**Task statement**
Can the data below be set down again exactly, line for line?

——

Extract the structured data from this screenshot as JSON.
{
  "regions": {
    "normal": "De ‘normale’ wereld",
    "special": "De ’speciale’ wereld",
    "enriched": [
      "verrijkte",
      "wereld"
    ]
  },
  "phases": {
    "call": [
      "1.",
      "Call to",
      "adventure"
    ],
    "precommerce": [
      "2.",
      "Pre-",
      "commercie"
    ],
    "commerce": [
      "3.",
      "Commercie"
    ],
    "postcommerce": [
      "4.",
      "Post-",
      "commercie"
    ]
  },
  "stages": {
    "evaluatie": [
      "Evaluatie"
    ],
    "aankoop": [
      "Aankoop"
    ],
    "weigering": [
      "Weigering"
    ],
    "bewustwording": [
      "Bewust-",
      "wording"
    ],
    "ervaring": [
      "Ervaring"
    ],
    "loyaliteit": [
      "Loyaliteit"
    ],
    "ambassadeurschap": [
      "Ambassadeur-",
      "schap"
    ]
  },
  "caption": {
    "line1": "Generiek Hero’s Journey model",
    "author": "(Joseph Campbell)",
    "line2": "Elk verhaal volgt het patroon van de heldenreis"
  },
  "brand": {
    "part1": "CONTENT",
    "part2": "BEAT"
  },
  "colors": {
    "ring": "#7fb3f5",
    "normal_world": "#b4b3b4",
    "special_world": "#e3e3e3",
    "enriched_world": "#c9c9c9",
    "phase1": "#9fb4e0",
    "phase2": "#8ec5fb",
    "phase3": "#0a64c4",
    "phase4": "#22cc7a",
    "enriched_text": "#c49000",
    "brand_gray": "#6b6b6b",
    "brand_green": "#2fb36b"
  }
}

——

**Task answer**
Extract the structured data from this screenshot as JSON.
{
  "regions": {
    "normal": "De ‘normale’ wereld",
    "special": "De ’speciale’ wereld",
    "enriched": [
      "verrijkte",
      "wereld"
    ]
  },
  "phases": {
    "call": [
      "1.",
      "Call to",
      "adventure"
    ],
    "precommerce": [
      "2.",
      "Pre-",
      "commercie"
    ],
    "commerce": [
      "3.",
      "Commercie"
    ],
    "postcommerce": [
      "4.",
      "Post-",
      "commercie"
    ]
  },
  "stages": {
    "evaluatie": [
      "Evaluatie"
    ],
    "aankoop": [
      "Aankoop"
    ],
    "weigering": [
      "Weigering"
    ],
    "bewustwording": [
      "Bewust-",
      "wording"
    ],
    "ervaring": [
      "Ervaring"
    ],
    "loyaliteit": [
      "Loyaliteit"
    ],
    "ambassadeurschap": [
      "Ambassadeur-",
      "schap"
    ]
  },
  "caption": {
    "line1": "Generiek Hero’s Journey model",
    "author": "(Joseph Campbell)",
    "line2": "Elk verhaal volgt het patroon van de heldenreis"
  },
  "brand": {
    "part1": "CONTENT",
    "part2": "BEAT"
  },
  "colors": {
    "ring": "#7fb3f5",
    "normal_world": "#b4b3b4",
    "special_world": "#e3e3e3",
    "enriched_world": "#c9c9c9",
    "phase1": "#9fb4e0",
    "phase2": "#8ec5fb",
    "phase3": "#0a64c4",
    "phase4": "#22cc7a",
    "enriched_text": "#c49000",
    "brand_gray": "#6b6b6b",
    "brand_green": "#2fb36b"
  }
}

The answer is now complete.